:: Exercise task ::
Reproduce the material word for word; the images stay out.

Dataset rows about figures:
((

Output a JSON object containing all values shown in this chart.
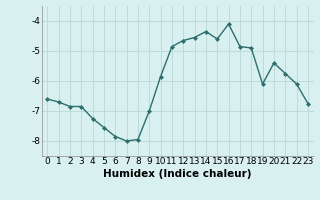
{
  "x": [
    0,
    1,
    2,
    3,
    4,
    5,
    6,
    7,
    8,
    9,
    10,
    11,
    12,
    13,
    14,
    15,
    16,
    17,
    18,
    19,
    20,
    21,
    22,
    23
  ],
  "y": [
    -6.6,
    -6.7,
    -6.85,
    -6.85,
    -7.25,
    -7.55,
    -7.85,
    -8.0,
    -7.95,
    -7.0,
    -5.85,
    -4.85,
    -4.65,
    -4.55,
    -4.35,
    -4.6,
    -4.1,
    -4.85,
    -4.9,
    -6.1,
    -5.4,
    -5.75,
    -6.1,
    -6.75
  ],
  "line_color": "#2d6e6e",
  "marker": "D",
  "marker_size": 2.0,
  "bg_color": "#d8f0f0",
  "grid_color": "#b8d8d8",
  "xlabel": "Humidex (Indice chaleur)",
  "xlim": [
    -0.5,
    23.5
  ],
  "ylim": [
    -8.5,
    -3.5
  ],
  "yticks": [
    -8,
    -7,
    -6,
    -5,
    -4
  ],
  "xticks": [
    0,
    1,
    2,
    3,
    4,
    5,
    6,
    7,
    8,
    9,
    10,
    11,
    12,
    13,
    14,
    15,
    16,
    17,
    18,
    19,
    20,
    21,
    22,
    23
  ],
  "tick_fontsize": 6.5,
  "xlabel_fontsize": 7.5,
  "line_width": 1.0
}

))

:: Response ::
Output a JSON object containing all values shown in this chart.
{
  "x": [
    0,
    1,
    2,
    3,
    4,
    5,
    6,
    7,
    8,
    9,
    10,
    11,
    12,
    13,
    14,
    15,
    16,
    17,
    18,
    19,
    20,
    21,
    22,
    23
  ],
  "y": [
    -6.6,
    -6.7,
    -6.85,
    -6.85,
    -7.25,
    -7.55,
    -7.85,
    -8.0,
    -7.95,
    -7.0,
    -5.85,
    -4.85,
    -4.65,
    -4.55,
    -4.35,
    -4.6,
    -4.1,
    -4.85,
    -4.9,
    -6.1,
    -5.4,
    -5.75,
    -6.1,
    -6.75
  ],
  "line_color": "#2d6e6e",
  "marker": "D",
  "marker_size": 2.0,
  "bg_color": "#d8f0f0",
  "grid_color": "#b8d8d8",
  "xlabel": "Humidex (Indice chaleur)",
  "xlim": [
    -0.5,
    23.5
  ],
  "ylim": [
    -8.5,
    -3.5
  ],
  "yticks": [
    -8,
    -7,
    -6,
    -5,
    -4
  ],
  "xticks": [
    0,
    1,
    2,
    3,
    4,
    5,
    6,
    7,
    8,
    9,
    10,
    11,
    12,
    13,
    14,
    15,
    16,
    17,
    18,
    19,
    20,
    21,
    22,
    23
  ],
  "tick_fontsize": 6.5,
  "xlabel_fontsize": 7.5,
  "line_width": 1.0
}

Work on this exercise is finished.